### Written instruction
Format the rows from the one containing "List all visible" through the one containing "cloud-word: climate justice" as a Markdown table with the columns Row and Line, skipping any blank lines.

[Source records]
================================

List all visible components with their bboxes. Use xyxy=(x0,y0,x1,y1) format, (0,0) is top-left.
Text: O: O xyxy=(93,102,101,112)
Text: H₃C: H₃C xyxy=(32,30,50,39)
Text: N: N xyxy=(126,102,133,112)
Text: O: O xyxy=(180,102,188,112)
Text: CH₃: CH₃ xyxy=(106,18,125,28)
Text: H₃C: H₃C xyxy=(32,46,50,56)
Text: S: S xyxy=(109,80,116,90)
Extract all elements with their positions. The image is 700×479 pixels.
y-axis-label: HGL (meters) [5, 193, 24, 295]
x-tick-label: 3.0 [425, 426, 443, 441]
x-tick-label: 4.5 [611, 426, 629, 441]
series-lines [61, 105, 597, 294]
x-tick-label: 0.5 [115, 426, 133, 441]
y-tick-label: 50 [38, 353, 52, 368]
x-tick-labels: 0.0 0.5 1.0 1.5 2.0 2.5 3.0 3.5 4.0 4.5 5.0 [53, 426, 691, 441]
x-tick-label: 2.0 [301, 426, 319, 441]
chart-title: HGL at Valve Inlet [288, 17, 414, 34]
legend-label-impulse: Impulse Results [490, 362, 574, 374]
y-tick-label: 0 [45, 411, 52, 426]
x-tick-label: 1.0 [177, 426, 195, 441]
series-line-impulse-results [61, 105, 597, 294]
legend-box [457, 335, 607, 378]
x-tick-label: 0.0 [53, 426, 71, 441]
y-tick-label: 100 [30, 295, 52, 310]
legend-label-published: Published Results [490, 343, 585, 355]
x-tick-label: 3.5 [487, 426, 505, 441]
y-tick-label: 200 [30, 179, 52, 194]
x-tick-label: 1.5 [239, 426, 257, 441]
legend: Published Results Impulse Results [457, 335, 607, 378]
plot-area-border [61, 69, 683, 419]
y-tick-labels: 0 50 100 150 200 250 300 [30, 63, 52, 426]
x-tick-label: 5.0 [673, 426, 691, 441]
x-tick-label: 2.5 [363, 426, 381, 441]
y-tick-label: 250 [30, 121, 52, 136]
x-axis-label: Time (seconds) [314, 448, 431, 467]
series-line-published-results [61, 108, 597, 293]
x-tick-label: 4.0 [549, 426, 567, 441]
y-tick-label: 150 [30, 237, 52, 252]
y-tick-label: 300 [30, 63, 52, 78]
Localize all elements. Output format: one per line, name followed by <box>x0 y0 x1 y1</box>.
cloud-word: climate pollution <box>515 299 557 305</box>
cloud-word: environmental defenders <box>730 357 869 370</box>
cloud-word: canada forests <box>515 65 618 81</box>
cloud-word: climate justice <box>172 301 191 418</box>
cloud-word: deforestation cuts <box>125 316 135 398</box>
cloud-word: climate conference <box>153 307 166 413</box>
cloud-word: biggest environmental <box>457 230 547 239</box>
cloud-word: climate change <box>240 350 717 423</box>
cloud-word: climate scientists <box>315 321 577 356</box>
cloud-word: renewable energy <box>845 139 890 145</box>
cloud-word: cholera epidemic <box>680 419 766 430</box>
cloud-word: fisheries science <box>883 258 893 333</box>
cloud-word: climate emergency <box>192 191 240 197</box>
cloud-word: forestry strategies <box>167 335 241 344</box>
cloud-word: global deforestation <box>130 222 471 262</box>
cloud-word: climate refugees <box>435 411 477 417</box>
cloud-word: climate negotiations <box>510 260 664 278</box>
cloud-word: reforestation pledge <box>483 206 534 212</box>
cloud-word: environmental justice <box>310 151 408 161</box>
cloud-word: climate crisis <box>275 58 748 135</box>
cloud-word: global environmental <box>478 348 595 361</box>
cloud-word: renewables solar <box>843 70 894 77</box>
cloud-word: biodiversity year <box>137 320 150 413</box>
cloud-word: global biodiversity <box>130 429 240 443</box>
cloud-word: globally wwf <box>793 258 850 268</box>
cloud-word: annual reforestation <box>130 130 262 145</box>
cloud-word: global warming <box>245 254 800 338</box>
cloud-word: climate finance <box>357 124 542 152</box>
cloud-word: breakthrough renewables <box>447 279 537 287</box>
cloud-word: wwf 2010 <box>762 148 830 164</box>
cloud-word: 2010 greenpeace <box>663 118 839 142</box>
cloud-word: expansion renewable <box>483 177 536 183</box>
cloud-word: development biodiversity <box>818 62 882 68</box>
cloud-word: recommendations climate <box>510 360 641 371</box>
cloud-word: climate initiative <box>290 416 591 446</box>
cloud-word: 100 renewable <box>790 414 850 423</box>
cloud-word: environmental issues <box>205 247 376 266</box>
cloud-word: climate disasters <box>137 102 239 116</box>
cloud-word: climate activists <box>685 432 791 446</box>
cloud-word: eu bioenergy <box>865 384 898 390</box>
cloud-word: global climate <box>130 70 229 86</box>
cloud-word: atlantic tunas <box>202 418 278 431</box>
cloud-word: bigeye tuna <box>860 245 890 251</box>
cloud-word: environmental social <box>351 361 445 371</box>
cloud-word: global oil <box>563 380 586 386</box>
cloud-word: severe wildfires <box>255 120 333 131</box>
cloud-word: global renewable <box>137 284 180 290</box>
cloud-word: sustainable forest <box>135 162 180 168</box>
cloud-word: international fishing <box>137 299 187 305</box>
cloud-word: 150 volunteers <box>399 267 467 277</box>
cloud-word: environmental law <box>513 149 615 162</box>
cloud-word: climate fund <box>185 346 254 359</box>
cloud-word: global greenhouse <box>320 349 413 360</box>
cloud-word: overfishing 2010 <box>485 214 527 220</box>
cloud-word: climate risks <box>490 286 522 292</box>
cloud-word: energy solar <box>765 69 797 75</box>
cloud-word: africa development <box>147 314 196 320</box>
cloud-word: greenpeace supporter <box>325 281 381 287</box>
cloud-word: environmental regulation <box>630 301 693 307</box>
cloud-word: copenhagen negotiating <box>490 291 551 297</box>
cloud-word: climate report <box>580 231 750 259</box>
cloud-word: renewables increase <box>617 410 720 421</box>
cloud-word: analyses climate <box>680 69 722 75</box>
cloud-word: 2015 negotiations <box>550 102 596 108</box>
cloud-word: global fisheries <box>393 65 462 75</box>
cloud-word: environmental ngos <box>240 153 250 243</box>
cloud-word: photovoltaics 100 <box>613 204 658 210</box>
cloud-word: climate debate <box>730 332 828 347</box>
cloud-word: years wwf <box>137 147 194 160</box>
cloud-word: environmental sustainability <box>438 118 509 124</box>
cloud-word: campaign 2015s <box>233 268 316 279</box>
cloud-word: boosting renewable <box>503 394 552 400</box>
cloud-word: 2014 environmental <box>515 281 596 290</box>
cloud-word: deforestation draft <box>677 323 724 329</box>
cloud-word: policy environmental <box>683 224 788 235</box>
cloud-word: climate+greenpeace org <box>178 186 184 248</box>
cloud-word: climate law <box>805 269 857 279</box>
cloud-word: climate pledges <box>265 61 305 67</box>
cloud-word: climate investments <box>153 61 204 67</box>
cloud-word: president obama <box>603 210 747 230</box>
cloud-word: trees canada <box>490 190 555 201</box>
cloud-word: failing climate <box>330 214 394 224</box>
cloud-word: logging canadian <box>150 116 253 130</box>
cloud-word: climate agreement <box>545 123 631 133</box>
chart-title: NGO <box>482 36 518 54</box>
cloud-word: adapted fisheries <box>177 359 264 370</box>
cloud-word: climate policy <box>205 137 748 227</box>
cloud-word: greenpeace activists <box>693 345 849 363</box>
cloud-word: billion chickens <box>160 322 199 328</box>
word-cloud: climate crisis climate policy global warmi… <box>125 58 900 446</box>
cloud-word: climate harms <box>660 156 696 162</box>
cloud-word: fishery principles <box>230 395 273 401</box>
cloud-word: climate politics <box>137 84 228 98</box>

================================

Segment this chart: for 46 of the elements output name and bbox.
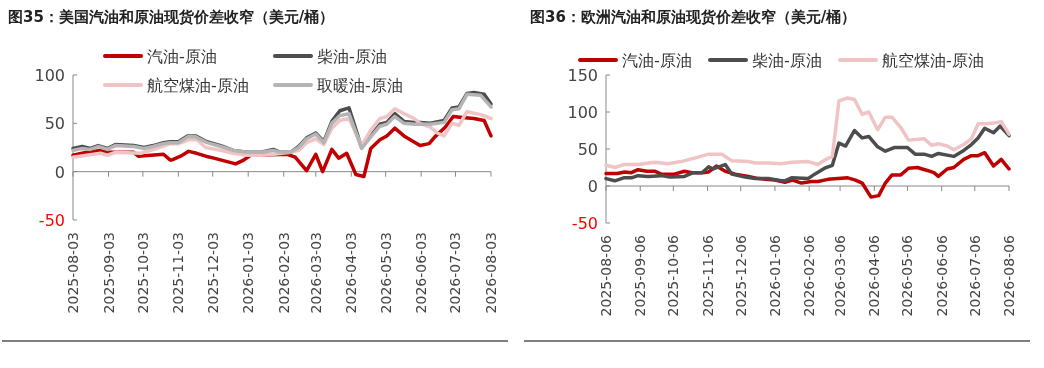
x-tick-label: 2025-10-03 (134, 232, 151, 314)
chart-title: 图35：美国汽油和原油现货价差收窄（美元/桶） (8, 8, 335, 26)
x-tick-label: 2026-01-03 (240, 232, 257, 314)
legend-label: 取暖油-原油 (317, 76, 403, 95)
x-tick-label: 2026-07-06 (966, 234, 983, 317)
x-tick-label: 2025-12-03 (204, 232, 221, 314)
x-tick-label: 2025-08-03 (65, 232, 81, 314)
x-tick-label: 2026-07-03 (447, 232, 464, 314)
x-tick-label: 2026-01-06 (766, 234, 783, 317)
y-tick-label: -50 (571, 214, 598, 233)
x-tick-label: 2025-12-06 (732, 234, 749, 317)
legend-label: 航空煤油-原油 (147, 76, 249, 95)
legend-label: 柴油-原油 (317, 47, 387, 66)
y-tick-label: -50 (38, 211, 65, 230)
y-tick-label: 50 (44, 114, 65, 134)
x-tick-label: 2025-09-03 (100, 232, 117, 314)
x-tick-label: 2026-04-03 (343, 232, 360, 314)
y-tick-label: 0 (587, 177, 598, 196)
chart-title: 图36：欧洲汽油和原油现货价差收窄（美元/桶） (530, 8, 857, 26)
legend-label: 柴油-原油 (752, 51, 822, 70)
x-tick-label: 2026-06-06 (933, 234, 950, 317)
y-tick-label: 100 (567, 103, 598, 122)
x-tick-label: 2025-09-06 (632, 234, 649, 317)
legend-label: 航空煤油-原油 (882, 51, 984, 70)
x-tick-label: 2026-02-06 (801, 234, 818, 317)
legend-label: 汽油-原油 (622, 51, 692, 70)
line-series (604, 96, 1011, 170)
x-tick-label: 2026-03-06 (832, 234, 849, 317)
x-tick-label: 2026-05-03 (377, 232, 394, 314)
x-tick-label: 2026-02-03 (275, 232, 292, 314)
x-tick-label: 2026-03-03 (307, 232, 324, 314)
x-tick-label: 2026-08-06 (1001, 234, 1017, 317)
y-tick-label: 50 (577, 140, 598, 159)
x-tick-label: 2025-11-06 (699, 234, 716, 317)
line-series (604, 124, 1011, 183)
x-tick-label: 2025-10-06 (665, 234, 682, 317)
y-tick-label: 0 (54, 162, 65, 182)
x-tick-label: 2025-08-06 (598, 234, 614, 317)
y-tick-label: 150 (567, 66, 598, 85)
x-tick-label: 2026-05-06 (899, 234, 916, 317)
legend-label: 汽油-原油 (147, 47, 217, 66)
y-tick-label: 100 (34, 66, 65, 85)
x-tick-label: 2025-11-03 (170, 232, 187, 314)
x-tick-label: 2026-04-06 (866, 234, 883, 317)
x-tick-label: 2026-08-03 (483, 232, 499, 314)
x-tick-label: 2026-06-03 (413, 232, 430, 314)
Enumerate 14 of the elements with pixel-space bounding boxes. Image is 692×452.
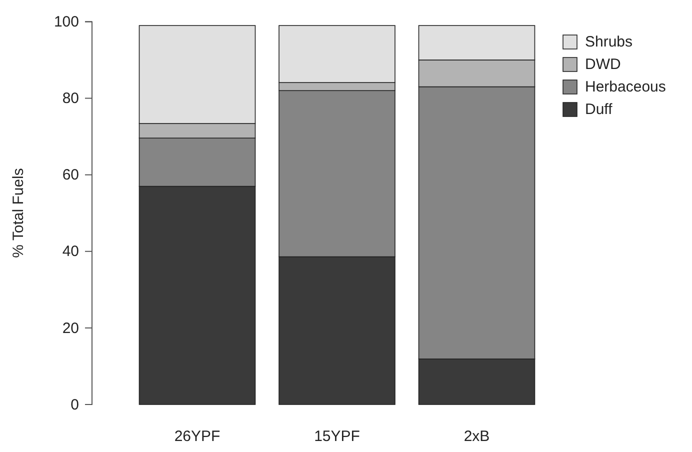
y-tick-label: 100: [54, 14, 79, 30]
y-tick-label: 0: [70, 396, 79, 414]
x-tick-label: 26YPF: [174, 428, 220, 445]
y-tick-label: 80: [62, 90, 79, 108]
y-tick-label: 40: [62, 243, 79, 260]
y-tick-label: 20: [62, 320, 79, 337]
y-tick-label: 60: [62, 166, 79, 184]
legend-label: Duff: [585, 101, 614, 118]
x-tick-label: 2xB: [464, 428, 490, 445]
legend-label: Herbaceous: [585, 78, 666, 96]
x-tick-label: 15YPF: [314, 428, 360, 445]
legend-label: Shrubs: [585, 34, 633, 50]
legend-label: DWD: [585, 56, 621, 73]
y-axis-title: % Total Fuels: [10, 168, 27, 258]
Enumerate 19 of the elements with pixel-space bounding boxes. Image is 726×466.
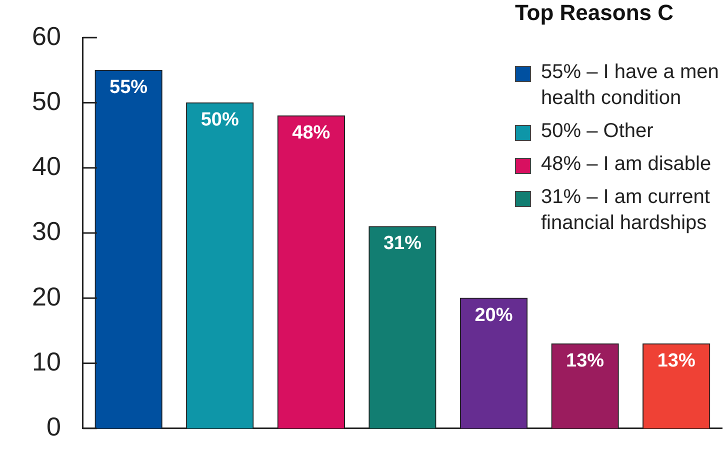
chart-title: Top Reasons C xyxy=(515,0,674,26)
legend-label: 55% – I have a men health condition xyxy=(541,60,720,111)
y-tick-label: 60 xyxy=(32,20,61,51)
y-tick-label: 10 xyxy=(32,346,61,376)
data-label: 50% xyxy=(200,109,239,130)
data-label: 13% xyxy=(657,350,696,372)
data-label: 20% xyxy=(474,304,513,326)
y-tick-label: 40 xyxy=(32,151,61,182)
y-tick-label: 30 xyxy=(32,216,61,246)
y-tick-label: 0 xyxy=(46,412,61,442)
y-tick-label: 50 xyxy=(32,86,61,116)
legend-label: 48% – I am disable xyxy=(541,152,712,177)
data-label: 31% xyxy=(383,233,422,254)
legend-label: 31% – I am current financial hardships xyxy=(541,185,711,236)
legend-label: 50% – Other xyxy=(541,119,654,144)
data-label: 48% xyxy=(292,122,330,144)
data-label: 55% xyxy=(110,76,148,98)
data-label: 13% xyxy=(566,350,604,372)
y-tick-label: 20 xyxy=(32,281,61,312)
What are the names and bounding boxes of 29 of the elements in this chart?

================================

### Solution to this task
| Row | Line |
|---|---|
| 1 | List all visible components with their bboxes. Use xyxy=(x0,y0,x1,y1) format, (0,0) is top-left. |
| 2 | Text: O: O xyxy=(93,102,101,112) |
| 3 | Text: H₃C: H₃C xyxy=(32,30,50,39) |
| 4 | Text: N: N xyxy=(126,102,133,112) |
| 5 | Text: O: O xyxy=(180,102,188,112) |
| 6 | Text: CH₃: CH₃ xyxy=(106,18,125,28) |
| 7 | Text: H₃C: H₃C xyxy=(32,46,50,56) |
| 8 | Text: S: S xyxy=(109,80,116,90) |
| 9 | Extract all elements with their positions. The image is 700×479 pixels. |
| 10 | y-axis-label: HGL (meters) [5, 193, 24, 295] |
| 11 | x-tick-label: 3.0 [425, 426, 443, 441] |
| 12 | x-tick-label: 4.5 [611, 426, 629, 441] |
| 13 | series-lines [61, 105, 597, 294] |
| 14 | x-tick-label: 0.5 [115, 426, 133, 441] |
| 15 | y-tick-label: 50 [38, 353, 52, 368] |
| 16 | x-tick-labels: 0.0 0.5 1.0 1.5 2.0 2.5 3.0 3.5 4.0 4.5 5.0 [53, 426, 691, 441] |
| 17 | x-tick-label: 2.0 [301, 426, 319, 441] |
| 18 | chart-title: HGL at Valve Inlet [288, 17, 414, 34] |
| 19 | legend-label-impulse: Impulse Results [490, 362, 574, 374] |
| 20 | y-tick-label: 0 [45, 411, 52, 426] |
| 21 | x-tick-label: 1.0 [177, 426, 195, 441] |
| 22 | series-line-impulse-results [61, 105, 597, 294] |
| 23 | legend-box [457, 335, 607, 378] |
| 24 | x-tick-label: 0.0 [53, 426, 71, 441] |
| 25 | y-tick-label: 100 [30, 295, 52, 310] |
| 26 | legend-label-published: Published Results [490, 343, 585, 355] |
| 27 | x-tick-label: 3.5 [487, 426, 505, 441] |
| 28 | y-tick-label: 200 [30, 179, 52, 194] |
| 29 | x-tick-label: 1.5 [239, 426, 257, 441] |
| 30 | legend: Published Results Impulse Results [457, 335, 607, 378] |
| 31 | plot-area-border [61, 69, 683, 419] |
| 32 | y-tick-labels: 0 50 100 150 200 250 300 [30, 63, 52, 426] |
| 33 | x-tick-label: 5.0 [673, 426, 691, 441] |
| 34 | x-tick-label: 2.5 [363, 426, 381, 441] |
| 35 | y-tick-label: 250 [30, 121, 52, 136] |
| 36 | x-axis-label: Time (seconds) [314, 448, 431, 467] |
| 37 | series-line-published-results [61, 108, 597, 293] |
| 38 | x-tick-label: 4.0 [549, 426, 567, 441] |
| 39 | y-tick-label: 150 [30, 237, 52, 252] |
| 40 | y-tick-label: 300 [30, 63, 52, 78] |
| 41 | Localize all elements. Output format: one per line, name followed by <box>x0 y0 x1 y1</box>. |
| 42 | cloud-word: climate pollution <box>515 299 557 305</box> |
| 43 | cloud-word: environmental defenders <box>730 357 869 370</box> |
| 44 | cloud-word: canada forests <box>515 65 618 81</box> |
| 45 | cloud-word: climate justice <box>172 301 191 418</box> |